Work to complete -
From the line that includes "Read this page and output its text content." to the last line of the records, inclusive, repeat each line exactly.

Data for this exercise -
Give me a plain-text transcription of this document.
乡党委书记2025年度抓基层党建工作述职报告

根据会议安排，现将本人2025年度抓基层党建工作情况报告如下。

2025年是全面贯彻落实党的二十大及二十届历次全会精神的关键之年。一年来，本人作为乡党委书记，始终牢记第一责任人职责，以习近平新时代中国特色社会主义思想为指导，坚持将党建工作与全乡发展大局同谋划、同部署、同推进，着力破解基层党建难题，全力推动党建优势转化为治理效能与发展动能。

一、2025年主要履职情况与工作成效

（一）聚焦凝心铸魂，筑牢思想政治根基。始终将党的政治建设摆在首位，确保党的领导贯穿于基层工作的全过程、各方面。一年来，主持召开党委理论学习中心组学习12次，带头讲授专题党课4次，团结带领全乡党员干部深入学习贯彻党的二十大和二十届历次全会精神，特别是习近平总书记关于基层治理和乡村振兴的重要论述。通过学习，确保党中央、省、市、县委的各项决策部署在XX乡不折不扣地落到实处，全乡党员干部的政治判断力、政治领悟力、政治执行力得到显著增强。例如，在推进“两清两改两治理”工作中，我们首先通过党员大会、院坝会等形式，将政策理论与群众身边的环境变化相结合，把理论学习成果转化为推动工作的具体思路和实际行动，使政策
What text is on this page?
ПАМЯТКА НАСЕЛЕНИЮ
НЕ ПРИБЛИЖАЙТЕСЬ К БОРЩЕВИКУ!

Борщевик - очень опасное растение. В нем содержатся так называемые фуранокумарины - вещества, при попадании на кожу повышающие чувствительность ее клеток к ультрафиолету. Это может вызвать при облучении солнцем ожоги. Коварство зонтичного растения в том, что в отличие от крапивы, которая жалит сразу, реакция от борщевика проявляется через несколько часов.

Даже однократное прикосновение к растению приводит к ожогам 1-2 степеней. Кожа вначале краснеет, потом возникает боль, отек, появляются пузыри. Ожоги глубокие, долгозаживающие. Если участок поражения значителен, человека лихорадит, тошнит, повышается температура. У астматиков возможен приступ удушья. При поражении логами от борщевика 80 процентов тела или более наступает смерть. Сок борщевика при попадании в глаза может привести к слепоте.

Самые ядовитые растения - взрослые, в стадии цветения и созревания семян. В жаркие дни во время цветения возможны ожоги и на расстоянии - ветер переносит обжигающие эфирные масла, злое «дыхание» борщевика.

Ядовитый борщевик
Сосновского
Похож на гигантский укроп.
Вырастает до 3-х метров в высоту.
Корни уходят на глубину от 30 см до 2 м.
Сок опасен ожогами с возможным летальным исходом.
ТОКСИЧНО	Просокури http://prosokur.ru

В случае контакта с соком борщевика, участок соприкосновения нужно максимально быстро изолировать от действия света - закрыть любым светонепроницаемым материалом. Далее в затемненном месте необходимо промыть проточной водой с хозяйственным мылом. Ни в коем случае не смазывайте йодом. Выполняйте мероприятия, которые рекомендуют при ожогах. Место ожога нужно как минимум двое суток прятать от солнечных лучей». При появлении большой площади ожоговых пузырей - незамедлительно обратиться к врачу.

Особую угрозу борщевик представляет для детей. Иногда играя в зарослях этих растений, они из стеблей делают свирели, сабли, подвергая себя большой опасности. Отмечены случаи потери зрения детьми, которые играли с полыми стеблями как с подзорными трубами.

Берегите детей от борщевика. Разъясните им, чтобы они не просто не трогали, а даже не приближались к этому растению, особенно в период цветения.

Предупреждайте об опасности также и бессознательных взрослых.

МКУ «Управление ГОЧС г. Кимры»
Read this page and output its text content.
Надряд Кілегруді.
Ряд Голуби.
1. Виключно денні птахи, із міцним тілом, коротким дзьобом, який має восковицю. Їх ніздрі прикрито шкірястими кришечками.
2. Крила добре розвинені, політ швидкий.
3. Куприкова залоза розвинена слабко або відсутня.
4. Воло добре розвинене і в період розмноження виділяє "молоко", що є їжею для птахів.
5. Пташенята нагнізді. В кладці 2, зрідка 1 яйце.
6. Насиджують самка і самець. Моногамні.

Task result -
Read this page and output its text content.
Надряд Кілегруді.
Ряд Голуби.
1. Виключно денні птахи, із міцним тілом, коротким дзьобом, який має восковицю. Їх ніздрі прикрито шкірястими кришечками.
2. Крила добре розвинені, політ швидкий.
3. Куприкова залоза розвинена слабко або відсутня.
4. Воло добре розвинене і в період розмноження виділяє "молоко", що є їжею для птахів.
5. Пташенята нагнізді. В кладці 2, зрідка 1 яйце.
6. Насиджують самка і самець. Моногамні.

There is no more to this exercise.